[Dataset excerpt]
________________________
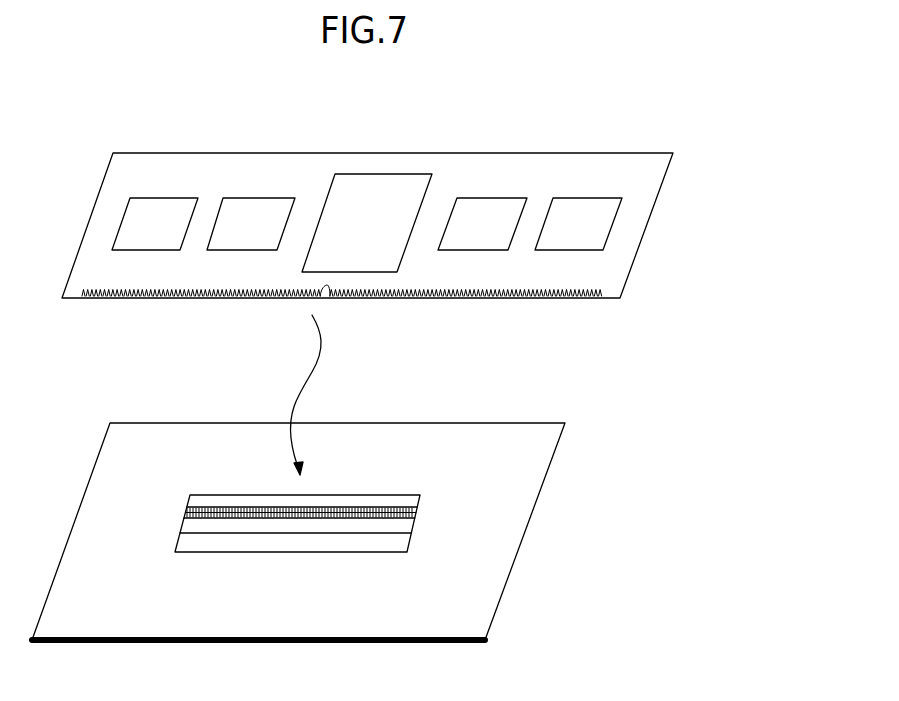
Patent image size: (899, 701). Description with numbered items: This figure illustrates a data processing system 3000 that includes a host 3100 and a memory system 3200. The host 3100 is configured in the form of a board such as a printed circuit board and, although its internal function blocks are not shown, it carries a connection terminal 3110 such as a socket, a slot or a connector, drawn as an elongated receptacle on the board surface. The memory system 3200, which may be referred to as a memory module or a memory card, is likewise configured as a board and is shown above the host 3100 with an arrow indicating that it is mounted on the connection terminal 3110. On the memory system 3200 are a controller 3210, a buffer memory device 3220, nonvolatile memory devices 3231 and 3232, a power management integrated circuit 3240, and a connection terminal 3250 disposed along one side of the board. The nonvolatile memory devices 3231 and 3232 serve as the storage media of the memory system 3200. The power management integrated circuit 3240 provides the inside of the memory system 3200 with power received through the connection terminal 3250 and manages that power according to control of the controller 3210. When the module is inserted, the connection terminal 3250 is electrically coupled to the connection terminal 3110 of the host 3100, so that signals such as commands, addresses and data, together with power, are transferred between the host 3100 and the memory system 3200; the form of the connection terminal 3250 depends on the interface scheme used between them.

The data processing system 3000 is at (216, 118).
The memory system 3200 is at (367, 248).
The power management integrated circuit 3240 is at (155, 224).
The buffer memory device 3220 is at (251, 224).
The controller 3210 is at (367, 223).
The nonvolatile memory device 3231 is at (482, 224).
The nonvolatile memory device 3232 is at (578, 224).
The connection terminal 3250 is at (100, 300).
The host 3100 is at (298, 531).
The connection terminal 3110 is at (437, 490).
________________________
Please reproduce the listing above word for word, leaving out the pictures.

> **Response**:
Patent image size: (899, 701). Description with numbered items: This figure illustrates a data processing system 3000 that includes a host 3100 and a memory system 3200. The host 3100 is configured in the form of a board such as a printed circuit board and, although its internal function blocks are not shown, it carries a connection terminal 3110 such as a socket, a slot or a connector, drawn as an elongated receptacle on the board surface. The memory system 3200, which may be referred to as a memory module or a memory card, is likewise configured as a board and is shown above the host 3100 with an arrow indicating that it is mounted on the connection terminal 3110. On the memory system 3200 are a controller 3210, a buffer memory device 3220, nonvolatile memory devices 3231 and 3232, a power management integrated circuit 3240, and a connection terminal 3250 disposed along one side of the board. The nonvolatile memory devices 3231 and 3232 serve as the storage media of the memory system 3200. The power management integrated circuit 3240 provides the inside of the memory system 3200 with power received through the connection terminal 3250 and manages that power according to control of the controller 3210. When the module is inserted, the connection terminal 3250 is electrically coupled to the connection terminal 3110 of the host 3100, so that signals such as commands, addresses and data, together with power, are transferred between the host 3100 and the memory system 3200; the form of the connection terminal 3250 depends on the interface scheme used between them.

The data processing system 3000 is at (216, 118).
The memory system 3200 is at (367, 248).
The power management integrated circuit 3240 is at (155, 224).
The buffer memory device 3220 is at (251, 224).
The controller 3210 is at (367, 223).
The nonvolatile memory device 3231 is at (482, 224).
The nonvolatile memory device 3232 is at (578, 224).
The connection terminal 3250 is at (100, 300).
The host 3100 is at (298, 531).
The connection terminal 3110 is at (437, 490).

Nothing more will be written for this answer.